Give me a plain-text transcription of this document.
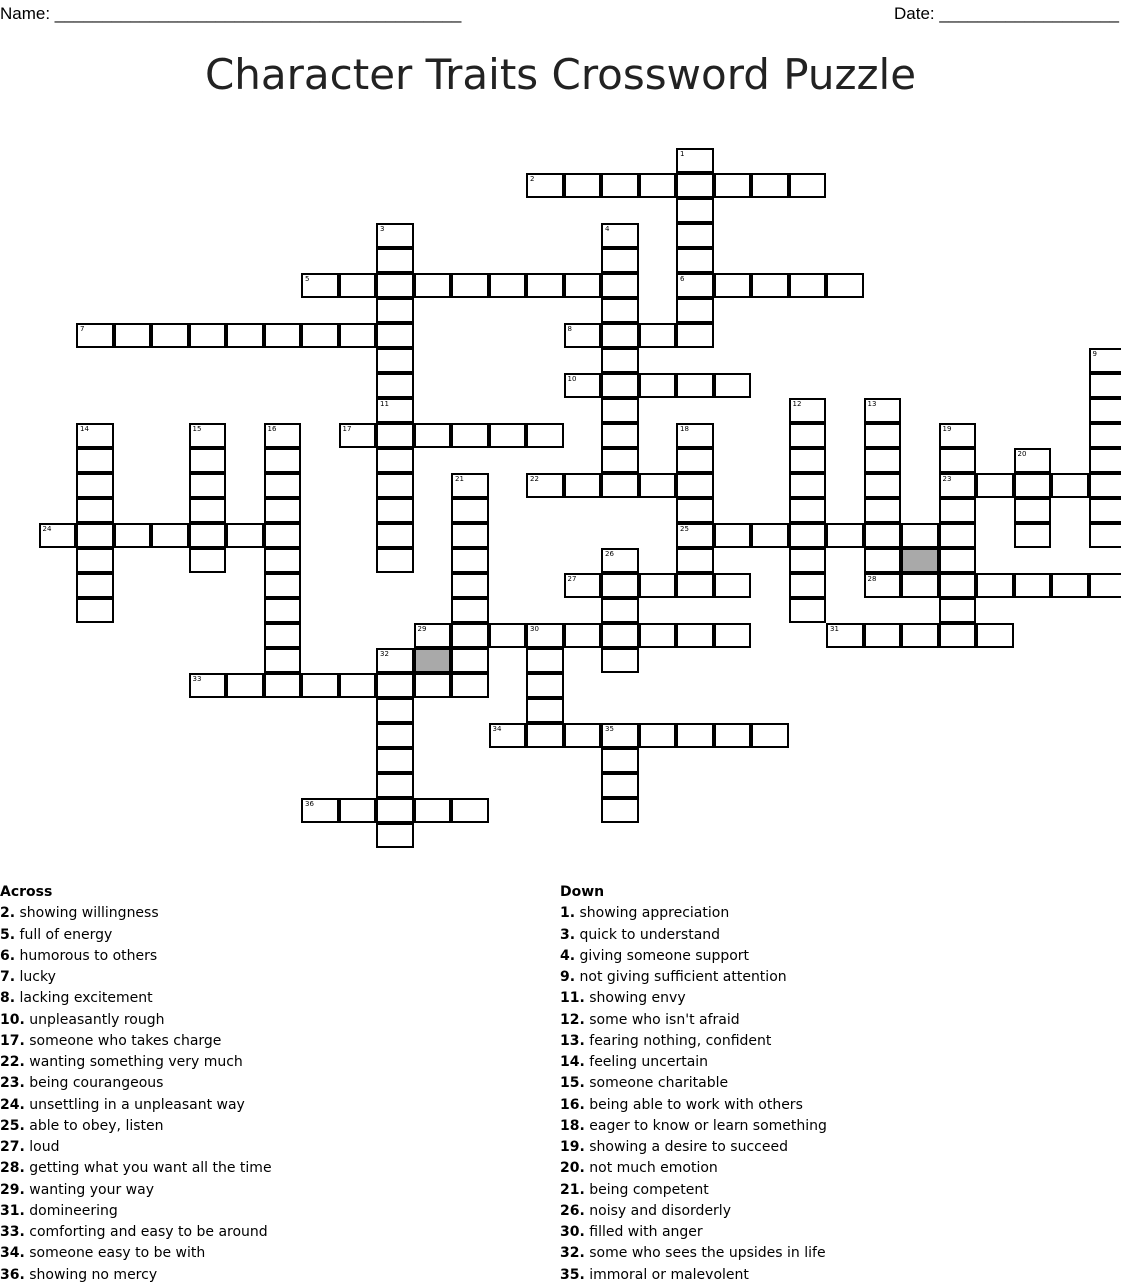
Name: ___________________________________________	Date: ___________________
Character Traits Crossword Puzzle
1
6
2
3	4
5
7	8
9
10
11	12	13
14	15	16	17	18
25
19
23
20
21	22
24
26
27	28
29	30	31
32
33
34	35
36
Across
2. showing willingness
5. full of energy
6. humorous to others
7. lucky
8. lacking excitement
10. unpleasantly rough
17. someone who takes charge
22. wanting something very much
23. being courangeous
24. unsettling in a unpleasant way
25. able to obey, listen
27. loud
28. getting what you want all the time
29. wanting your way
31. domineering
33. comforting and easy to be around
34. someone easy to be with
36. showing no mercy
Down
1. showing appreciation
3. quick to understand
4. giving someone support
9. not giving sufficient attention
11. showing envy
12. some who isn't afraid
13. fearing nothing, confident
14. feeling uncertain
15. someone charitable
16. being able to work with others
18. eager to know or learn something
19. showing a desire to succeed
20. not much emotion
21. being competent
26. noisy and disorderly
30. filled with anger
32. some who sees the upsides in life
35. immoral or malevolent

━━━━━━━━━━━━━━━━━━━━━━━━━━━━━━

- _Written exercise_
Read through the entries and copy every line that includes "easy".

- _Answer to the problem_
33. comforting and easy to be around
34. someone easy to be with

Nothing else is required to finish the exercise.